** Records for the task **
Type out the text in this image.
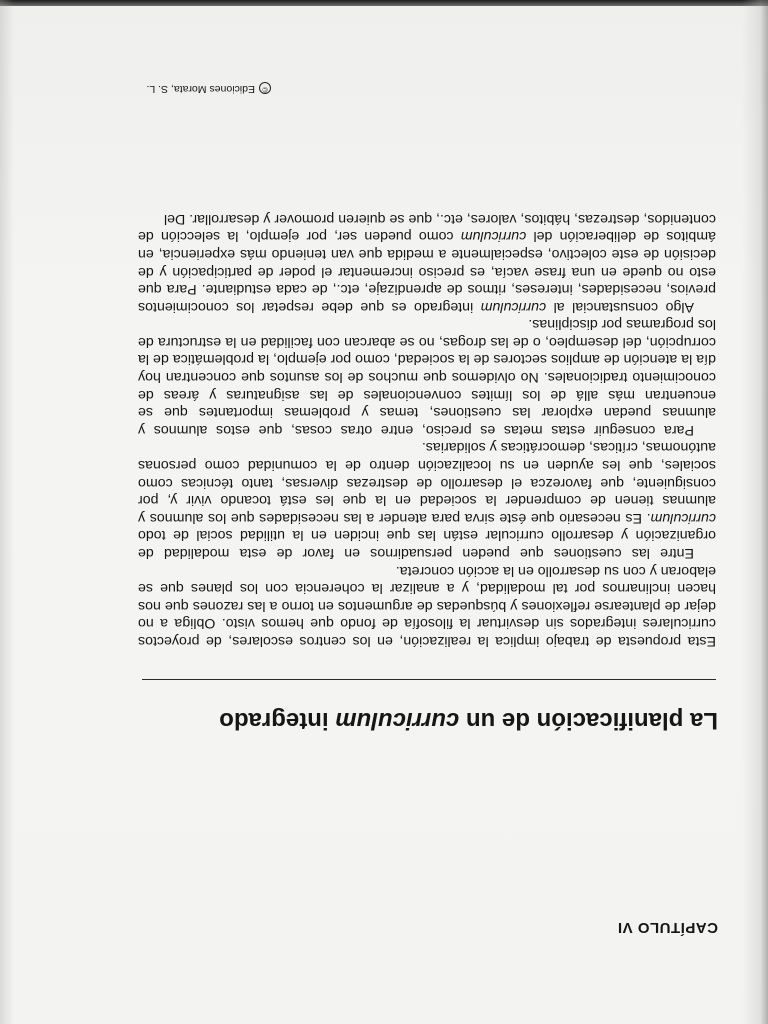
CAPÍTULO VI
La planificación de un curriculum integrado

Esta propuesta de trabajo implica la realización, en los centros escolares, de proyectos curriculares integrados sin desvirtuar la filosofía de fondo que hemos visto. Obliga a no dejar de plantearse reflexiones y búsquedas de argumentos en torno a las razones que nos hacen inclinarnos por tal modalidad, y a analizar la coherencia con los planes que se elaboran y con su desarrollo en la acción concreta.

Entre las cuestiones que pueden persuadirnos en favor de esta modalidad de organización y desarrollo curricular están las que inciden en la utilidad social de todo curriculum. Es necesario que éste sirva para atender a las necesidades que los alumnos y alumnas tienen de comprender la sociedad en la que les está tocando vivir y, por consiguiente, que favorezca el desarrollo de destrezas diversas, tanto técnicas como sociales, que les ayuden en su localización dentro de la comunidad como personas autónomas, críticas, democráticas y solidarias.

Para conseguir estas metas es preciso, entre otras cosas, que estos alumnos y alumnas puedan explorar las cuestiones, temas y problemas importantes que se encuentran más allá de los límites convencionales de las asignaturas y áreas de conocimiento tradicionales. No olvidemos que muchos de los asuntos que concentran hoy día la atención de amplios sectores de la sociedad, como por ejemplo, la problemática de la corrupción, del desempleo, o de las drogas, no se abarcan con facilidad en la estructura de los programas por disciplinas.

Algo consustancial al curriculum integrado es que debe respetar los conocimientos previos, necesidades, intereses, ritmos de aprendizaje, etc., de cada estudiante. Para que esto no quede en una frase vacía, es preciso incrementar el poder de participación y de decisión de este colectivo, especialmente a medida que van teniendo más experiencia, en ámbitos de deliberación del curriculum como pueden ser, por ejemplo, la selección de contenidos, destrezas, hábitos, valores, etc., que se quieren promover y desarrollar. Del

©Ediciones Morata, S. L.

** Exercise aim **
Are you able to set down all the lines above exactly, without any pictures?

** Response to this task **
Type out the text in this image.
CAPÍTULO VI
La planificación de un curriculum integrado

Esta propuesta de trabajo implica la realización, en los centros escolares, de proyectos curriculares integrados sin desvirtuar la filosofía de fondo que hemos visto. Obliga a no dejar de plantearse reflexiones y búsquedas de argumentos en torno a las razones que nos hacen inclinarnos por tal modalidad, y a analizar la coherencia con los planes que se elaboran y con su desarrollo en la acción concreta.

Entre las cuestiones que pueden persuadirnos en favor de esta modalidad de organización y desarrollo curricular están las que inciden en la utilidad social de todo curriculum. Es necesario que éste sirva para atender a las necesidades que los alumnos y alumnas tienen de comprender la sociedad en la que les está tocando vivir y, por consiguiente, que favorezca el desarrollo de destrezas diversas, tanto técnicas como sociales, que les ayuden en su localización dentro de la comunidad como personas autónomas, críticas, democráticas y solidarias.

Para conseguir estas metas es preciso, entre otras cosas, que estos alumnos y alumnas puedan explorar las cuestiones, temas y problemas importantes que se encuentran más allá de los límites convencionales de las asignaturas y áreas de conocimiento tradicionales. No olvidemos que muchos de los asuntos que concentran hoy día la atención de amplios sectores de la sociedad, como por ejemplo, la problemática de la corrupción, del desempleo, o de las drogas, no se abarcan con facilidad en la estructura de los programas por disciplinas.

Algo consustancial al curriculum integrado es que debe respetar los conocimientos previos, necesidades, intereses, ritmos de aprendizaje, etc., de cada estudiante. Para que esto no quede en una frase vacía, es preciso incrementar el poder de participación y de decisión de este colectivo, especialmente a medida que van teniendo más experiencia, en ámbitos de deliberación del curriculum como pueden ser, por ejemplo, la selección de contenidos, destrezas, hábitos, valores, etc., que se quieren promover y desarrollar. Del

©Ediciones Morata, S. L.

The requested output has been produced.